*Given problem:* Each line from the one that contains "What text is on this page?" to the end of the material must be set down exactly, and no line before it.
— begin Records for the task —
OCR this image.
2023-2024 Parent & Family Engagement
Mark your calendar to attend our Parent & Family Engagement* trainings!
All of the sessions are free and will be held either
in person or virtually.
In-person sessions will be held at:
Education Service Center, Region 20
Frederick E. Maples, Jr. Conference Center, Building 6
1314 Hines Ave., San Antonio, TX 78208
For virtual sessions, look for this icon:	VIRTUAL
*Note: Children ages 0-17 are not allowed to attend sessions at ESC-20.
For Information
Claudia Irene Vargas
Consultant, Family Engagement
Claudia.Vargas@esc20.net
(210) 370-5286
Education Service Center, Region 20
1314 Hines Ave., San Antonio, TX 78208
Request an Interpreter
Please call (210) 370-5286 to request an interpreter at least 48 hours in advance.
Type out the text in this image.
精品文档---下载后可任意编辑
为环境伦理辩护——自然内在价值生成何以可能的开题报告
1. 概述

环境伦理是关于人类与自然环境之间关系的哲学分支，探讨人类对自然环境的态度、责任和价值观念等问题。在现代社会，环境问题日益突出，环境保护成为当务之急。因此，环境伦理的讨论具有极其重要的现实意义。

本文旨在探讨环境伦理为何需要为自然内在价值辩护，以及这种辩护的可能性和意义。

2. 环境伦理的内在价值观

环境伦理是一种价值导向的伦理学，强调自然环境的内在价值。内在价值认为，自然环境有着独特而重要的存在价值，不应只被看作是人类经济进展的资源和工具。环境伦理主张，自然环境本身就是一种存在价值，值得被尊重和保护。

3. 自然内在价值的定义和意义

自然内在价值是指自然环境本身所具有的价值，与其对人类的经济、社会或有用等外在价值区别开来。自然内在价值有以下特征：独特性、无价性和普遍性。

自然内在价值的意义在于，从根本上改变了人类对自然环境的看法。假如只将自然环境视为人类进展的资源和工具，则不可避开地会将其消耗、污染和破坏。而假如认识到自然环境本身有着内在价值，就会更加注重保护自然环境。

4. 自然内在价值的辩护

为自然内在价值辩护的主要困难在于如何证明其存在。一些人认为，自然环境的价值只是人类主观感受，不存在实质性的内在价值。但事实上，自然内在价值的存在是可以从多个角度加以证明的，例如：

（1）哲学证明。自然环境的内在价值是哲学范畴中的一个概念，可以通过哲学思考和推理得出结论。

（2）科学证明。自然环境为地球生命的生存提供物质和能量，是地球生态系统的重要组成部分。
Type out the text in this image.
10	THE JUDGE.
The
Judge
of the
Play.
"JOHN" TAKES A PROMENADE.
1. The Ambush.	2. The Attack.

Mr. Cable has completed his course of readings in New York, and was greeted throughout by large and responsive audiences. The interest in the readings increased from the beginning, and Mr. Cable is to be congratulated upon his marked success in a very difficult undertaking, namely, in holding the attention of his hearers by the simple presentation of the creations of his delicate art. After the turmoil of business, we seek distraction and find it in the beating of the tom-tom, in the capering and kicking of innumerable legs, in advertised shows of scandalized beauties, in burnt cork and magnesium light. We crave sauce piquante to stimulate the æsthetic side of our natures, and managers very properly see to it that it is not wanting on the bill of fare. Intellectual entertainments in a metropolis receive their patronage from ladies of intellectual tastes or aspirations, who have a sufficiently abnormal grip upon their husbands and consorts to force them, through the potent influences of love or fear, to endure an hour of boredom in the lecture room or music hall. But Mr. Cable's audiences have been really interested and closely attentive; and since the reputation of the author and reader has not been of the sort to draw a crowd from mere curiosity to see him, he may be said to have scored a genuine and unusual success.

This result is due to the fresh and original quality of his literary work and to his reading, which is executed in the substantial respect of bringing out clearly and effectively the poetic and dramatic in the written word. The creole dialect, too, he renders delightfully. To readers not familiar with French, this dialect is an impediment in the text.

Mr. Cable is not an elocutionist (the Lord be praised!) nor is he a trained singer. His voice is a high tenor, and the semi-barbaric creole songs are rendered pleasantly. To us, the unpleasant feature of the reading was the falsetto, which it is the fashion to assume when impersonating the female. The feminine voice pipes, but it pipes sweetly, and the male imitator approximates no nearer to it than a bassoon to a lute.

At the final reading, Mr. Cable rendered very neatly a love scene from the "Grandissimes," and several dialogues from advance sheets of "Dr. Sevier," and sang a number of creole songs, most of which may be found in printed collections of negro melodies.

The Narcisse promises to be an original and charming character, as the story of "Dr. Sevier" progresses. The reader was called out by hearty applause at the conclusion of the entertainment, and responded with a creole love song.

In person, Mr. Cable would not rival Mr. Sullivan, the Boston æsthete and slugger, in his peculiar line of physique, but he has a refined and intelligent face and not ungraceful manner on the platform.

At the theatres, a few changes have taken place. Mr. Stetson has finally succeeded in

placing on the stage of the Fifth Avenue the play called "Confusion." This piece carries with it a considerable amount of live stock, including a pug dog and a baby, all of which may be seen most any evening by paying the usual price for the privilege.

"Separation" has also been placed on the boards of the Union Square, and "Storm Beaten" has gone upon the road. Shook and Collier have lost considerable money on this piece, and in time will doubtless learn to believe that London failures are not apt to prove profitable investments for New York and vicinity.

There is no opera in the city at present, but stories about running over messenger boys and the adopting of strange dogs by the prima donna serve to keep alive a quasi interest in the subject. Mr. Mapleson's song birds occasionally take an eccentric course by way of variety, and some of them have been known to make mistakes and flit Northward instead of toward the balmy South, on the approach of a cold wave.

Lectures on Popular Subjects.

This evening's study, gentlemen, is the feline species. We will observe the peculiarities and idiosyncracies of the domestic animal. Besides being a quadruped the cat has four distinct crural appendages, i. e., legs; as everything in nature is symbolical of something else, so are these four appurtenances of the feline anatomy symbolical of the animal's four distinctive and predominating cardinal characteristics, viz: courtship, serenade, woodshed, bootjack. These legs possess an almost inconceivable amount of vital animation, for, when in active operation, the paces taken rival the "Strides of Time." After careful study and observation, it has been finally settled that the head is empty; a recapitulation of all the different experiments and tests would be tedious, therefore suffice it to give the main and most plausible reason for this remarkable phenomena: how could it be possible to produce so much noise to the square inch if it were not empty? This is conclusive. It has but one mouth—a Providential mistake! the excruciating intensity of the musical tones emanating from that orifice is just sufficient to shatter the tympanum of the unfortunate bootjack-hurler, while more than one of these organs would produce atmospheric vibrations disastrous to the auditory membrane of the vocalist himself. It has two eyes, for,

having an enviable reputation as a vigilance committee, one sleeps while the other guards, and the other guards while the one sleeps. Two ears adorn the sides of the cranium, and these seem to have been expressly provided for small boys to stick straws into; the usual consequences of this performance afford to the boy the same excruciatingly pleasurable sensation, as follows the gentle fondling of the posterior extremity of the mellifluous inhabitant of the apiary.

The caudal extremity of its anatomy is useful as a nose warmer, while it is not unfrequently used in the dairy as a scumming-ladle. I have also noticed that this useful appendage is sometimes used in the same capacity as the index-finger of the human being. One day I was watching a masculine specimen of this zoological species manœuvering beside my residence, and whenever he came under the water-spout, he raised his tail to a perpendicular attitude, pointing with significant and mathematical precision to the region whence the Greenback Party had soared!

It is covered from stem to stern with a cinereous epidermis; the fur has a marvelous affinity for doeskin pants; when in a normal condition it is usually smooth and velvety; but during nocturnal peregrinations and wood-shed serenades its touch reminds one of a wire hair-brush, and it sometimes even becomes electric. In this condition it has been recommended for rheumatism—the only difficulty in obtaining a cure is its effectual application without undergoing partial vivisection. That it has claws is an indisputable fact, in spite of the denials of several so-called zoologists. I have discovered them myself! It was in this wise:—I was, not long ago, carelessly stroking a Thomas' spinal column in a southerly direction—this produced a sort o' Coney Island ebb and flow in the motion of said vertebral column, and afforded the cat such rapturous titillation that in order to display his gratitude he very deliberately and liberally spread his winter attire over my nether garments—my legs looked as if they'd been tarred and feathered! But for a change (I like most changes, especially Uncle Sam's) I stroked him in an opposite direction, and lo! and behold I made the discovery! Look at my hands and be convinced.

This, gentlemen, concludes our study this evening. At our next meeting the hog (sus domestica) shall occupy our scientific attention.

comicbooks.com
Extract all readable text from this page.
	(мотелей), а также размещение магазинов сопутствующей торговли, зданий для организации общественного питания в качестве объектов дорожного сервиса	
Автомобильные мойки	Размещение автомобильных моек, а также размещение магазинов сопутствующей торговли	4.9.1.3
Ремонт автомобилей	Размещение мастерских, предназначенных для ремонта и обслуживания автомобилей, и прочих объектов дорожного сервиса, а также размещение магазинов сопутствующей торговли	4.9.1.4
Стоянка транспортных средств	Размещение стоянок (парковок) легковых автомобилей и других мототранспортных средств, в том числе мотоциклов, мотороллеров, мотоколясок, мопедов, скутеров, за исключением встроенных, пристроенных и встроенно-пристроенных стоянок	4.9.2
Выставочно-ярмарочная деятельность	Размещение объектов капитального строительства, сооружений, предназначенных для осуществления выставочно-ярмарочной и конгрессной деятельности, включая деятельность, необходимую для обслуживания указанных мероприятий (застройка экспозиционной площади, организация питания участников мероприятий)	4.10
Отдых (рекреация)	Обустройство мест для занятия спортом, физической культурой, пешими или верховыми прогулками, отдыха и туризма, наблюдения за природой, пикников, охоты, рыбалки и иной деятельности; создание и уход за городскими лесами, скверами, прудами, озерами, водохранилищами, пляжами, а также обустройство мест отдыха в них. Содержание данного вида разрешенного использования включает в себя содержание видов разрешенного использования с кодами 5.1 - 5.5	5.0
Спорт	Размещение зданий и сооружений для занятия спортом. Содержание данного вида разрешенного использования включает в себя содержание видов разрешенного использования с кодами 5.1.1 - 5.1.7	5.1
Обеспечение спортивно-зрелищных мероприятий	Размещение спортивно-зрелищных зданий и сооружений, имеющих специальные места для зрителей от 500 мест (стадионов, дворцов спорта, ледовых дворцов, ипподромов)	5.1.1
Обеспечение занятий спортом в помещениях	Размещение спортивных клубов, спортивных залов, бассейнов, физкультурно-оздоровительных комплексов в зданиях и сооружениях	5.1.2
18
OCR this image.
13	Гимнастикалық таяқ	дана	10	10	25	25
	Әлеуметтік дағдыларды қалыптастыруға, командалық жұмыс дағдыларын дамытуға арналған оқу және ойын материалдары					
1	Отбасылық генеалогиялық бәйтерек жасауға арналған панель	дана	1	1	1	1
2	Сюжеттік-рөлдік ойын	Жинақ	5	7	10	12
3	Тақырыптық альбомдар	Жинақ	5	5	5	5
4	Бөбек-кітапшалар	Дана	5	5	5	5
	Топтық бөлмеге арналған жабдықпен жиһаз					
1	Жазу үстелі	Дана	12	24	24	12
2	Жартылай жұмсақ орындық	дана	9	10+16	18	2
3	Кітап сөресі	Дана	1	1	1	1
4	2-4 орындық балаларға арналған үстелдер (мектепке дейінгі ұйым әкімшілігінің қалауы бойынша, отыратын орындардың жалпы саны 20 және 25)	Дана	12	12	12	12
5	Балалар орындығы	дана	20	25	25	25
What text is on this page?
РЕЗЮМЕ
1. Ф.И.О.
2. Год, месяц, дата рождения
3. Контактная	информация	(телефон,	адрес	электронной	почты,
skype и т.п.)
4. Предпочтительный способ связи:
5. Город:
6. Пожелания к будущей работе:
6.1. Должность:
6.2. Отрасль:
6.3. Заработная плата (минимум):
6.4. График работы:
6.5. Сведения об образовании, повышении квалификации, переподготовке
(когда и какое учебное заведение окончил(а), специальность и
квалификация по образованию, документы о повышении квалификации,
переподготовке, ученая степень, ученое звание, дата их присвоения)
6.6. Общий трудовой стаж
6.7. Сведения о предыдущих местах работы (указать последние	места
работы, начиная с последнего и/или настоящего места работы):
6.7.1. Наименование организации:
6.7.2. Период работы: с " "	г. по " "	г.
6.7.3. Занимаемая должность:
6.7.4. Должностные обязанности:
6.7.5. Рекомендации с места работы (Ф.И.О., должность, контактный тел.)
— end Records for the task —
*Final answer:*
What text is on this page?
РЕЗЮМЕ
1. Ф.И.О.
2. Год, месяц, дата рождения
3. Контактная	информация	(телефон,	адрес	электронной	почты,
skype и т.п.)
4. Предпочтительный способ связи:
5. Город:
6. Пожелания к будущей работе:
6.1. Должность:
6.2. Отрасль:
6.3. Заработная плата (минимум):
6.4. График работы:
6.5. Сведения об образовании, повышении квалификации, переподготовке
(когда и какое учебное заведение окончил(а), специальность и
квалификация по образованию, документы о повышении квалификации,
переподготовке, ученая степень, ученое звание, дата их присвоения)
6.6. Общий трудовой стаж
6.7. Сведения о предыдущих местах работы (указать последние	места
работы, начиная с последнего и/или настоящего места работы):
6.7.1. Наименование организации:
6.7.2. Период работы: с " "	г. по " "	г.
6.7.3. Занимаемая должность:
6.7.4. Должностные обязанности:
6.7.5. Рекомендации с места работы (Ф.И.О., должность, контактный тел.)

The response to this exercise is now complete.